#### Given entries ####

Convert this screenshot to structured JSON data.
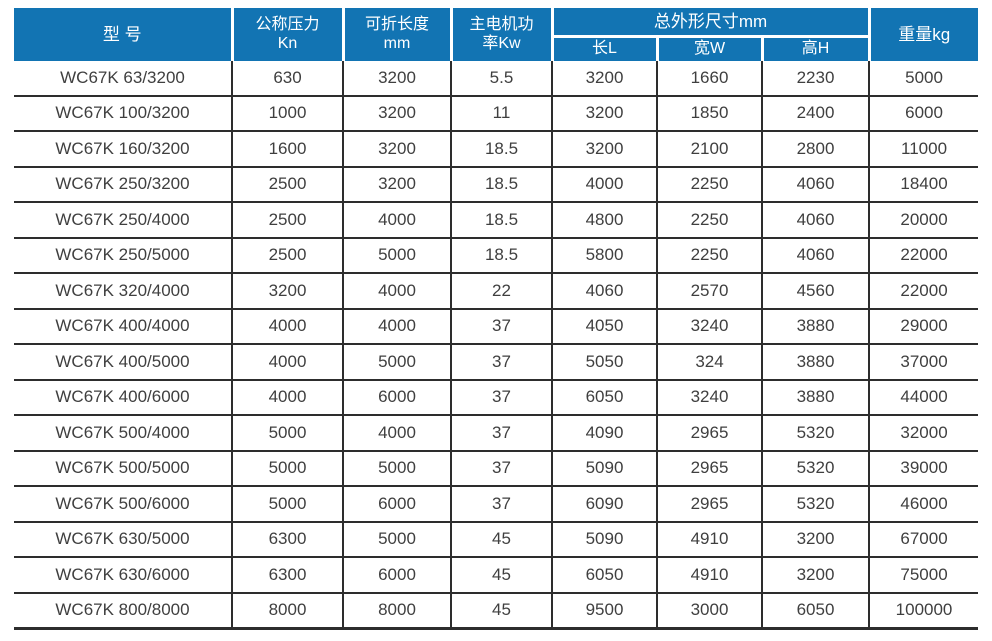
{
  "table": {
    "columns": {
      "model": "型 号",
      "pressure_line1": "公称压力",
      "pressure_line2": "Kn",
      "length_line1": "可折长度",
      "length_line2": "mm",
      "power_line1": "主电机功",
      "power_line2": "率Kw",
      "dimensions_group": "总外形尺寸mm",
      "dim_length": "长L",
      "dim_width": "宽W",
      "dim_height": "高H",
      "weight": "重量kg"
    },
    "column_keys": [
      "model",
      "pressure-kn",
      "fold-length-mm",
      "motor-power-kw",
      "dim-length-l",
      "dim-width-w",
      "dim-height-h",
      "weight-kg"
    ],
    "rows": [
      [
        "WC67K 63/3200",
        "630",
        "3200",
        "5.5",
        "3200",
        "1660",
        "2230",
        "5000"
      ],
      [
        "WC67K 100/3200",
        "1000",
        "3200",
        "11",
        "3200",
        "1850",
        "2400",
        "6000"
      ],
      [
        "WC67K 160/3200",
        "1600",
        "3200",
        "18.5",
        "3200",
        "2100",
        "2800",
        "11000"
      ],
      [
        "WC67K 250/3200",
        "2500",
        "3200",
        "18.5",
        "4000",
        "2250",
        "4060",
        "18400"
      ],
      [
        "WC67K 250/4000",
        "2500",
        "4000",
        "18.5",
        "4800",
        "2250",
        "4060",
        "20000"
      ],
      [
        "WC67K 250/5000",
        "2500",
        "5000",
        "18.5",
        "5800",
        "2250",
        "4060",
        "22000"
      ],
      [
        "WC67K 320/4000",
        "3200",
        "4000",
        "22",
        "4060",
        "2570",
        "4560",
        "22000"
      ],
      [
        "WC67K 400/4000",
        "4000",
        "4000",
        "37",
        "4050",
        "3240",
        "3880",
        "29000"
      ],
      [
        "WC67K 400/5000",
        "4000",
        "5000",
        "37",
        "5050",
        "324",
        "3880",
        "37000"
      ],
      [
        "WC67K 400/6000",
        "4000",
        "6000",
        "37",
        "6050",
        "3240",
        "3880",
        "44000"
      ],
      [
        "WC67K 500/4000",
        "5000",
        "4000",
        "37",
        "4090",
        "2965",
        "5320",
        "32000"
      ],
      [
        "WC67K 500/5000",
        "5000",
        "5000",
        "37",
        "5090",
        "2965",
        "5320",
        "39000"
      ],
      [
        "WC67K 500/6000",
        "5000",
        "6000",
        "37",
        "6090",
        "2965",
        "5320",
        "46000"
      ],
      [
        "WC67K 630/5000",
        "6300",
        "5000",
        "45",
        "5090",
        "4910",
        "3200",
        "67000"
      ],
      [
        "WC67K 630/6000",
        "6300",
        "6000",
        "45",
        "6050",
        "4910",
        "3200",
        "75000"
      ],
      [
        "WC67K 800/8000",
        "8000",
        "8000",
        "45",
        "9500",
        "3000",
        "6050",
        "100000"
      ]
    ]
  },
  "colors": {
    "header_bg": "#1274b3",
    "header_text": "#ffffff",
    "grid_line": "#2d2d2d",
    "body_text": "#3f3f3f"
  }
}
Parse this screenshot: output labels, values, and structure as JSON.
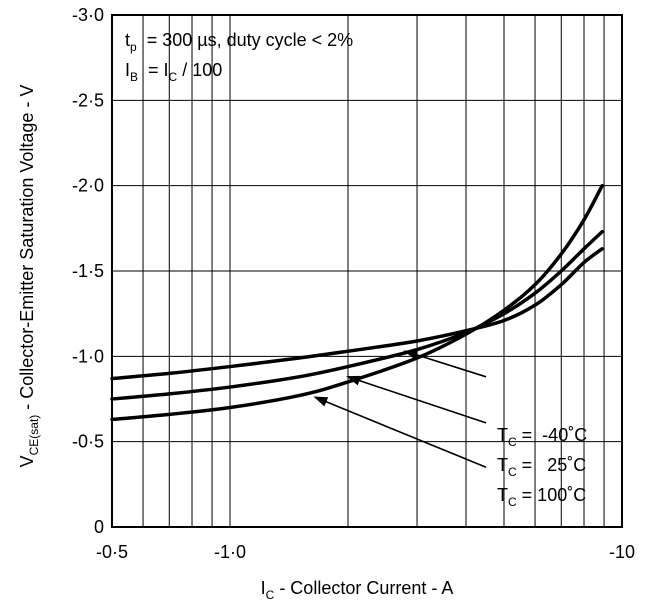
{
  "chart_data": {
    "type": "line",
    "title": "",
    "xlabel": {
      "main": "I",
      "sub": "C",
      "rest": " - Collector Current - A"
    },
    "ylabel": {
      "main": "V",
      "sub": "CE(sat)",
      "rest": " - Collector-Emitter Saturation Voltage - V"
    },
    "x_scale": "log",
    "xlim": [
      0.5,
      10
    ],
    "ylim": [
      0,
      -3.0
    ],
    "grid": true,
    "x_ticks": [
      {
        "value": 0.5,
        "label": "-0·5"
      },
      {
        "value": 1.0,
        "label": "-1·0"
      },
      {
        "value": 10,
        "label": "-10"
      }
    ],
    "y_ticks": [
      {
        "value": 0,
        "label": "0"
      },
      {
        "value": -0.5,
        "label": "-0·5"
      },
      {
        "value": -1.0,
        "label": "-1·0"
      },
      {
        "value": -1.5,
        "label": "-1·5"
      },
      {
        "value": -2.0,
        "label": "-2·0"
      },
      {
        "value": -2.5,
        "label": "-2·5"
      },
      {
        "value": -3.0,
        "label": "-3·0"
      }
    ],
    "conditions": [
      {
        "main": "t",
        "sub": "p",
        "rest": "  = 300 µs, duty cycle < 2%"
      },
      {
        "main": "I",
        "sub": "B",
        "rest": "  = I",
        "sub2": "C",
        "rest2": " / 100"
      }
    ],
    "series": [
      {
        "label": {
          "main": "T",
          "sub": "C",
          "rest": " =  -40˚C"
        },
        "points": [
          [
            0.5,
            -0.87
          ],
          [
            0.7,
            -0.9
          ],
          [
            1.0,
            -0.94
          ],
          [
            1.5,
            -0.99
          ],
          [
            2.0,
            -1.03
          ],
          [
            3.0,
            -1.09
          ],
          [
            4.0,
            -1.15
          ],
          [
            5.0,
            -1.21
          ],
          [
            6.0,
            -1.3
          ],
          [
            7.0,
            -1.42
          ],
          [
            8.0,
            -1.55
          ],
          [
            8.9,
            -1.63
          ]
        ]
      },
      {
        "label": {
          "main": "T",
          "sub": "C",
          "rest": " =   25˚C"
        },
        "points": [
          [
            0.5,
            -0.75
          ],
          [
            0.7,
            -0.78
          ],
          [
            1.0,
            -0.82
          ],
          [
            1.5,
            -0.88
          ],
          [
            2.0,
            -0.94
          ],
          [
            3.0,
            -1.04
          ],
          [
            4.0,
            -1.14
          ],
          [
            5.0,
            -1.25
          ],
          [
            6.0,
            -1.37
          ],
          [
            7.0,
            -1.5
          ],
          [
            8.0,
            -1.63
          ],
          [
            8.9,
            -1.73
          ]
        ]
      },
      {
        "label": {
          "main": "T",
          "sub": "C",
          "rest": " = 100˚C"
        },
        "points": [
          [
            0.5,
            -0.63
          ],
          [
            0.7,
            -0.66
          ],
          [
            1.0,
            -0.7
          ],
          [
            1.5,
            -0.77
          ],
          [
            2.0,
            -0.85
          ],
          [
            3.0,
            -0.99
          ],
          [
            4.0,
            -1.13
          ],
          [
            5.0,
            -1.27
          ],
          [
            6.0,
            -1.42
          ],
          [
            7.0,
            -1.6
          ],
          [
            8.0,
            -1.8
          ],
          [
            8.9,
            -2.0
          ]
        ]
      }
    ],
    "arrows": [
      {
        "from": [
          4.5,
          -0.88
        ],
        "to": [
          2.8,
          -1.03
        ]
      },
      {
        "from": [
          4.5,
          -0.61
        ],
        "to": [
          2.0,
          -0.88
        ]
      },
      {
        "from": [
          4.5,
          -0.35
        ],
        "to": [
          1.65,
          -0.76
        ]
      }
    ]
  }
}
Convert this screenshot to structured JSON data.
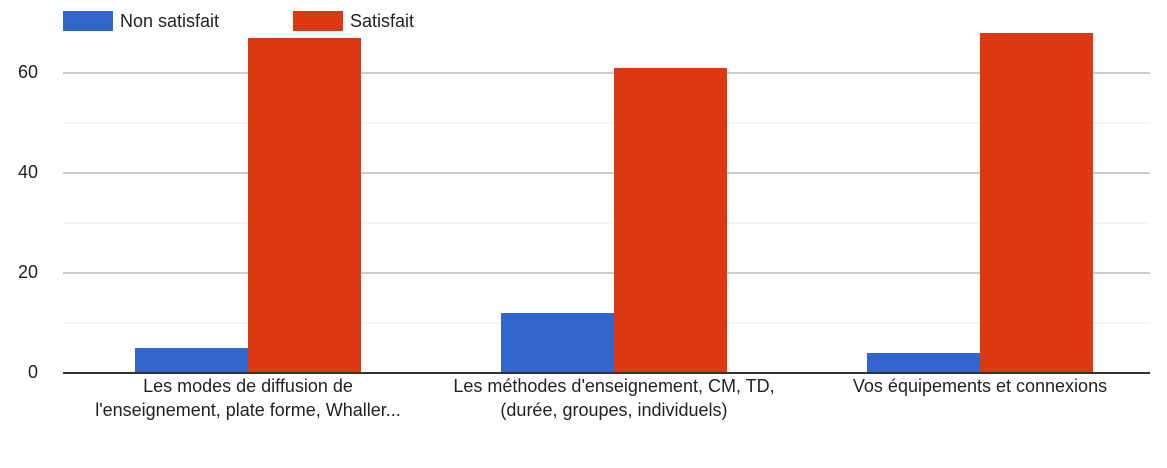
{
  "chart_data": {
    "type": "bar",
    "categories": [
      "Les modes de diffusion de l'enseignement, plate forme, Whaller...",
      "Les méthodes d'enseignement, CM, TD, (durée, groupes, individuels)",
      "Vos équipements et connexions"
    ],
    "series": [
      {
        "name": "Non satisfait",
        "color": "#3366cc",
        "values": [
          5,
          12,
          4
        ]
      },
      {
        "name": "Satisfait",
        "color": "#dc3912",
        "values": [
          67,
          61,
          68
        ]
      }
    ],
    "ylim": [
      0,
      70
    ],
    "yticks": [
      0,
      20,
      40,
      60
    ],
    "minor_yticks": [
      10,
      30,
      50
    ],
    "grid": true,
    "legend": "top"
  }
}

####

## Task objective
From the listing, extract all text exactly as given and drop any picture.

## Reply to the exercise
Convert this screenshot to structured JSON data.
{
  "table": {
    "columns": {
      "model": "型 号",
      "pressure_line1": "公称压力",
      "pressure_line2": "Kn",
      "length_line1": "可折长度",
      "length_line2": "mm",
      "power_line1": "主电机功",
      "power_line2": "率Kw",
      "dimensions_group": "总外形尺寸mm",
      "dim_length": "长L",
      "dim_width": "宽W",
      "dim_height": "高H",
      "weight": "重量kg"
    },
    "column_keys": [
      "model",
      "pressure-kn",
      "fold-length-mm",
      "motor-power-kw",
      "dim-length-l",
      "dim-width-w",
      "dim-height-h",
      "weight-kg"
    ],
    "rows": [
      [
        "WC67K 63/3200",
        "630",
        "3200",
        "5.5",
        "3200",
        "1660",
        "2230",
        "5000"
      ],
      [
        "WC67K 100/3200",
        "1000",
        "3200",
        "11",
        "3200",
        "1850",
        "2400",
        "6000"
      ],
      [
        "WC67K 160/3200",
        "1600",
        "3200",
        "18.5",
        "3200",
        "2100",
        "2800",
        "11000"
      ],
      [
        "WC67K 250/3200",
        "2500",
        "3200",
        "18.5",
        "4000",
        "2250",
        "4060",
        "18400"
      ],
      [
        "WC67K 250/4000",
        "2500",
        "4000",
        "18.5",
        "4800",
        "2250",
        "4060",
        "20000"
      ],
      [
        "WC67K 250/5000",
        "2500",
        "5000",
        "18.5",
        "5800",
        "2250",
        "4060",
        "22000"
      ],
      [
        "WC67K 320/4000",
        "3200",
        "4000",
        "22",
        "4060",
        "2570",
        "4560",
        "22000"
      ],
      [
        "WC67K 400/4000",
        "4000",
        "4000",
        "37",
        "4050",
        "3240",
        "3880",
        "29000"
      ],
      [
        "WC67K 400/5000",
        "4000",
        "5000",
        "37",
        "5050",
        "324",
        "3880",
        "37000"
      ],
      [
        "WC67K 400/6000",
        "4000",
        "6000",
        "37",
        "6050",
        "3240",
        "3880",
        "44000"
      ],
      [
        "WC67K 500/4000",
        "5000",
        "4000",
        "37",
        "4090",
        "2965",
        "5320",
        "32000"
      ],
      [
        "WC67K 500/5000",
        "5000",
        "5000",
        "37",
        "5090",
        "2965",
        "5320",
        "39000"
      ],
      [
        "WC67K 500/6000",
        "5000",
        "6000",
        "37",
        "6090",
        "2965",
        "5320",
        "46000"
      ],
      [
        "WC67K 630/5000",
        "6300",
        "5000",
        "45",
        "5090",
        "4910",
        "3200",
        "67000"
      ],
      [
        "WC67K 630/6000",
        "6300",
        "6000",
        "45",
        "6050",
        "4910",
        "3200",
        "75000"
      ],
      [
        "WC67K 800/8000",
        "8000",
        "8000",
        "45",
        "9500",
        "3000",
        "6050",
        "100000"
      ]
    ]
  },
  "colors": {
    "header_bg": "#1274b3",
    "header_text": "#ffffff",
    "grid_line": "#2d2d2d",
    "body_text": "#3f3f3f"
  }
}
Parse this screenshot: output labels, values, and structure as JSON.
{
  "chart_data": {
    "type": "line",
    "title": "",
    "xlabel": {
      "main": "I",
      "sub": "C",
      "rest": " - Collector Current - A"
    },
    "ylabel": {
      "main": "V",
      "sub": "CE(sat)",
      "rest": " - Collector-Emitter Saturation Voltage - V"
    },
    "x_scale": "log",
    "xlim": [
      0.5,
      10
    ],
    "ylim": [
      0,
      -3.0
    ],
    "grid": true,
    "x_ticks": [
      {
        "value": 0.5,
        "label": "-0·5"
      },
      {
        "value": 1.0,
        "label": "-1·0"
      },
      {
        "value": 10,
        "label": "-10"
      }
    ],
    "y_ticks": [
      {
        "value": 0,
        "label": "0"
      },
      {
        "value": -0.5,
        "label": "-0·5"
      },
      {
        "value": -1.0,
        "label": "-1·0"
      },
      {
        "value": -1.5,
        "label": "-1·5"
      },
      {
        "value": -2.0,
        "label": "-2·0"
      },
      {
        "value": -2.5,
        "label": "-2·5"
      },
      {
        "value": -3.0,
        "label": "-3·0"
      }
    ],
    "conditions": [
      {
        "main": "t",
        "sub": "p",
        "rest": "  = 300 µs, duty cycle < 2%"
      },
      {
        "main": "I",
        "sub": "B",
        "rest": "  = I",
        "sub2": "C",
        "rest2": " / 100"
      }
    ],
    "series": [
      {
        "label": {
          "main": "T",
          "sub": "C",
          "rest": " =  -40˚C"
        },
        "points": [
          [
            0.5,
            -0.87
          ],
          [
            0.7,
            -0.9
          ],
          [
            1.0,
            -0.94
          ],
          [
            1.5,
            -0.99
          ],
          [
            2.0,
            -1.03
          ],
          [
            3.0,
            -1.09
          ],
          [
            4.0,
            -1.15
          ],
          [
            5.0,
            -1.21
          ],
          [
            6.0,
            -1.3
          ],
          [
            7.0,
            -1.42
          ],
          [
            8.0,
            -1.55
          ],
          [
            8.9,
            -1.63
          ]
        ]
      },
      {
        "label": {
          "main": "T",
          "sub": "C",
          "rest": " =   25˚C"
        },
        "points": [
          [
            0.5,
            -0.75
          ],
          [
            0.7,
            -0.78
          ],
          [
            1.0,
            -0.82
          ],
          [
            1.5,
            -0.88
          ],
          [
            2.0,
            -0.94
          ],
          [
            3.0,
            -1.04
          ],
          [
            4.0,
            -1.14
          ],
          [
            5.0,
            -1.25
          ],
          [
            6.0,
            -1.37
          ],
          [
            7.0,
            -1.5
          ],
          [
            8.0,
            -1.63
          ],
          [
            8.9,
            -1.73
          ]
        ]
      },
      {
        "label": {
          "main": "T",
          "sub": "C",
          "rest": " = 100˚C"
        },
        "points": [
          [
            0.5,
            -0.63
          ],
          [
            0.7,
            -0.66
          ],
          [
            1.0,
            -0.7
          ],
          [
            1.5,
            -0.77
          ],
          [
            2.0,
            -0.85
          ],
          [
            3.0,
            -0.99
          ],
          [
            4.0,
            -1.13
          ],
          [
            5.0,
            -1.27
          ],
          [
            6.0,
            -1.42
          ],
          [
            7.0,
            -1.6
          ],
          [
            8.0,
            -1.8
          ],
          [
            8.9,
            -2.0
          ]
        ]
      }
    ],
    "arrows": [
      {
        "from": [
          4.5,
          -0.88
        ],
        "to": [
          2.8,
          -1.03
        ]
      },
      {
        "from": [
          4.5,
          -0.61
        ],
        "to": [
          2.0,
          -0.88
        ]
      },
      {
        "from": [
          4.5,
          -0.35
        ],
        "to": [
          1.65,
          -0.76
        ]
      }
    ]
  }
}
Convert this screenshot to structured JSON data.
{
  "chart_data": {
    "type": "bar",
    "categories": [
      "Les modes de diffusion de l'enseignement, plate forme, Whaller...",
      "Les méthodes d'enseignement, CM, TD, (durée, groupes, individuels)",
      "Vos équipements et connexions"
    ],
    "series": [
      {
        "name": "Non satisfait",
        "color": "#3366cc",
        "values": [
          5,
          12,
          4
        ]
      },
      {
        "name": "Satisfait",
        "color": "#dc3912",
        "values": [
          67,
          61,
          68
        ]
      }
    ],
    "ylim": [
      0,
      70
    ],
    "yticks": [
      0,
      20,
      40,
      60
    ],
    "minor_yticks": [
      10,
      30,
      50
    ],
    "grid": true,
    "legend": "top"
  }
}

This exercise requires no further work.